> **What this task involves**: Count every line below in which "Netta" occurs, then give only the count.

> **Supplied material**:
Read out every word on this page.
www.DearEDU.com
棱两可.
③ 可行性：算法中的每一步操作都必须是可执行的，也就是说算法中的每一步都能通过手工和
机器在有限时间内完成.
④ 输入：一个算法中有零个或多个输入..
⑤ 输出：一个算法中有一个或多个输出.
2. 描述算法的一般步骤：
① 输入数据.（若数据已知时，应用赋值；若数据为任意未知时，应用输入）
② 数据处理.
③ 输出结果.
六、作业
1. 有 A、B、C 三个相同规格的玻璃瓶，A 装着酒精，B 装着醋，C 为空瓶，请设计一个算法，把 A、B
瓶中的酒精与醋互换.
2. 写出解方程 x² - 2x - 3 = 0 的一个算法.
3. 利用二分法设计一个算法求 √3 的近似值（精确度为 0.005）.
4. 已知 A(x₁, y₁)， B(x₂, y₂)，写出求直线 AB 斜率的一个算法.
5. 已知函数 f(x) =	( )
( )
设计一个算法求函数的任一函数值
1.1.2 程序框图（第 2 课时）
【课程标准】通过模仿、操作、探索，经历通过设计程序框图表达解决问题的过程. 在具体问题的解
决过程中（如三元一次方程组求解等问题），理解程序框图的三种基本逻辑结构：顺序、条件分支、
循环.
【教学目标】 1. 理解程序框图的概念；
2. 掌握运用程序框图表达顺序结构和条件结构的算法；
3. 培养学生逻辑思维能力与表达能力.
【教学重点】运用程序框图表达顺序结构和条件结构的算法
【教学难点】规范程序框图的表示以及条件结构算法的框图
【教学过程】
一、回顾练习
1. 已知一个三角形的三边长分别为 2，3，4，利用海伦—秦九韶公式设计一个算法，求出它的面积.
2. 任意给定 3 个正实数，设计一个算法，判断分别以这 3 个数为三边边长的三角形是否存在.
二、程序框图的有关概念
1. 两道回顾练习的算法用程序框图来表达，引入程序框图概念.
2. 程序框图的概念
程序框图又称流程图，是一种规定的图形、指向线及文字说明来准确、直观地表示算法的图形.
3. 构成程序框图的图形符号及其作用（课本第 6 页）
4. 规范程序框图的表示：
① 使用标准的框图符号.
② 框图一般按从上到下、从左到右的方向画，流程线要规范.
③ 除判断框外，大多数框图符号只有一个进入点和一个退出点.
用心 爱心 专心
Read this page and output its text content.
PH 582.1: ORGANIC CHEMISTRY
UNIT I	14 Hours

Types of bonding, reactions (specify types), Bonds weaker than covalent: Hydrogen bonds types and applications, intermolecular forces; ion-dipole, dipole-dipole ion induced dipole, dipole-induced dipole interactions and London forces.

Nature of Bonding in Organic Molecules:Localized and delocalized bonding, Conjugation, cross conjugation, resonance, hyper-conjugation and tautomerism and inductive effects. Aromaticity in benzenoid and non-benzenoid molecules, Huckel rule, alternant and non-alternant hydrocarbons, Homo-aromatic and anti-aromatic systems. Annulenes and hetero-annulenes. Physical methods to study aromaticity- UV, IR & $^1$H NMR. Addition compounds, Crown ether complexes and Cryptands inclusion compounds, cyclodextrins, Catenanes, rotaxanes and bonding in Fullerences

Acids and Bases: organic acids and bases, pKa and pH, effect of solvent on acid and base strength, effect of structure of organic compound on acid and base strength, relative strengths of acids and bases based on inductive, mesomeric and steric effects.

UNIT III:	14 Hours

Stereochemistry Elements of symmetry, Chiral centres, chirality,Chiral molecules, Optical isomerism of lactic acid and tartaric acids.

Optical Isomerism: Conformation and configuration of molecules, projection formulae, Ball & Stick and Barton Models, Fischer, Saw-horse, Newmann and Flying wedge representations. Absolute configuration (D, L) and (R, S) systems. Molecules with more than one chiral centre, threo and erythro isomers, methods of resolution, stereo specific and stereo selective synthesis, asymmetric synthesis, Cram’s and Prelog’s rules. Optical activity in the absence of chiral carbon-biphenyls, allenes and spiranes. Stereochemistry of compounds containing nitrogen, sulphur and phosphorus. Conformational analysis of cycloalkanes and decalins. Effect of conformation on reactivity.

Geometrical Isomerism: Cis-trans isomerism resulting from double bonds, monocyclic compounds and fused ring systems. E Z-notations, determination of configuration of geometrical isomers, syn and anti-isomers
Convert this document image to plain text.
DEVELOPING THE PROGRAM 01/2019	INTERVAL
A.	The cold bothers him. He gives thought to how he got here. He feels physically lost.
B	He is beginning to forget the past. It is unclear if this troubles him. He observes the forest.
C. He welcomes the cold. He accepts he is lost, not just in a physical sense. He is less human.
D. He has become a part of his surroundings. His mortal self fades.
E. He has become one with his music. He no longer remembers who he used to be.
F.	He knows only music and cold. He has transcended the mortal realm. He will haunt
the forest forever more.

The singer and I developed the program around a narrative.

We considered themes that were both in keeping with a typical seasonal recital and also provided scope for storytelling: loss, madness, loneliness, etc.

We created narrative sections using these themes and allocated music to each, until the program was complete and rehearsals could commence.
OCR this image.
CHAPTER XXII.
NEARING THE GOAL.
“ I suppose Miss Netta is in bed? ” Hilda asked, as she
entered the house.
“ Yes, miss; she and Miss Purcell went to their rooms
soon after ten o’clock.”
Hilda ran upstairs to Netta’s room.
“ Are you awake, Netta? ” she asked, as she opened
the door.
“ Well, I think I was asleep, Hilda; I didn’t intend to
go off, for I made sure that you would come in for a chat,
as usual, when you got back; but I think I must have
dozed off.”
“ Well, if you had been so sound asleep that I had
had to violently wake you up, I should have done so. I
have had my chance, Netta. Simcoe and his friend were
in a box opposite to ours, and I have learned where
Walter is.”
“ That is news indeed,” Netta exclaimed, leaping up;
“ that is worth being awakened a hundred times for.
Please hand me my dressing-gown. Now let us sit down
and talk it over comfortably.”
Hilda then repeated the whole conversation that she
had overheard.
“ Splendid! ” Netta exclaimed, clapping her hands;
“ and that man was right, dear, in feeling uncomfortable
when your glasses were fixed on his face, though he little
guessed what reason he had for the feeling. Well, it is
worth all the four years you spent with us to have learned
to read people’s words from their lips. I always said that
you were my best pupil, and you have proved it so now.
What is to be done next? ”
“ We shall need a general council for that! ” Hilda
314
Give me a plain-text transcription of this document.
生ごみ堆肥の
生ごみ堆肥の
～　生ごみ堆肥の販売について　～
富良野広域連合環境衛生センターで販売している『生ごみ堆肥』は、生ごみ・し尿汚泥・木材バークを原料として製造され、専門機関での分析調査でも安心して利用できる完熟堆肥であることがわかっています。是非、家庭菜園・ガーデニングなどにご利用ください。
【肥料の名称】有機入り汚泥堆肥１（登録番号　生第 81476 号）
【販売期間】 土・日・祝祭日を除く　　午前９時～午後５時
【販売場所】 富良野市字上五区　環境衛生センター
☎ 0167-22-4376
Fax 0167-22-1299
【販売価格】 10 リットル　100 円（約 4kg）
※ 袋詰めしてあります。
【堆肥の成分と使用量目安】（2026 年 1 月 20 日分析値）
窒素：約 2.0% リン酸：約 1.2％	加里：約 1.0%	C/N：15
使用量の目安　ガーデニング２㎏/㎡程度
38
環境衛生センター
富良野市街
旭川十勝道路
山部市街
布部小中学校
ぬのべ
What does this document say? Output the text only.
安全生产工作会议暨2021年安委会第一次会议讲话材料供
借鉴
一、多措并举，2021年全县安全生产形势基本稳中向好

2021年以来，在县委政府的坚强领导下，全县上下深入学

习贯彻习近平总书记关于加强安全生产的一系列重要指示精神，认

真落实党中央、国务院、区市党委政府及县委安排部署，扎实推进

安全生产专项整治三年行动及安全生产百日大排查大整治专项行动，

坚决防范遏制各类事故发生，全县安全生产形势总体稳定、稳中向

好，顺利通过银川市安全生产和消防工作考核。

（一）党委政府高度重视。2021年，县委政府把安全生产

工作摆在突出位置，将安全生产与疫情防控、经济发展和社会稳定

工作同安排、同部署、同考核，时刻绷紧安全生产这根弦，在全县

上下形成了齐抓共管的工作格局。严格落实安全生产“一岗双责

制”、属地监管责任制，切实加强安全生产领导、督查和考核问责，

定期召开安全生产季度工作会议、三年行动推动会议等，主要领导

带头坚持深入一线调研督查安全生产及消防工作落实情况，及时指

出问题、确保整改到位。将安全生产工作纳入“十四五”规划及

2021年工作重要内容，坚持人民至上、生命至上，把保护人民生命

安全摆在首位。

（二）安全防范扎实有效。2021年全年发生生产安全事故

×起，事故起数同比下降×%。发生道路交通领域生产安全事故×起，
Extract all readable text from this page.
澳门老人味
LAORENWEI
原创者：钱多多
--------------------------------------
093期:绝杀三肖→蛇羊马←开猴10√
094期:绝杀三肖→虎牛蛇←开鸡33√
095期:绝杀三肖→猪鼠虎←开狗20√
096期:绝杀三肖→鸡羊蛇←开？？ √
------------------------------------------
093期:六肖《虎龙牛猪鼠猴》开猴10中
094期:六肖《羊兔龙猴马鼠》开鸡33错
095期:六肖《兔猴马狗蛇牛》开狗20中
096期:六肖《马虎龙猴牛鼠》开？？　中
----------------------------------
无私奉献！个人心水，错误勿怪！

> **Solution for this task**: 6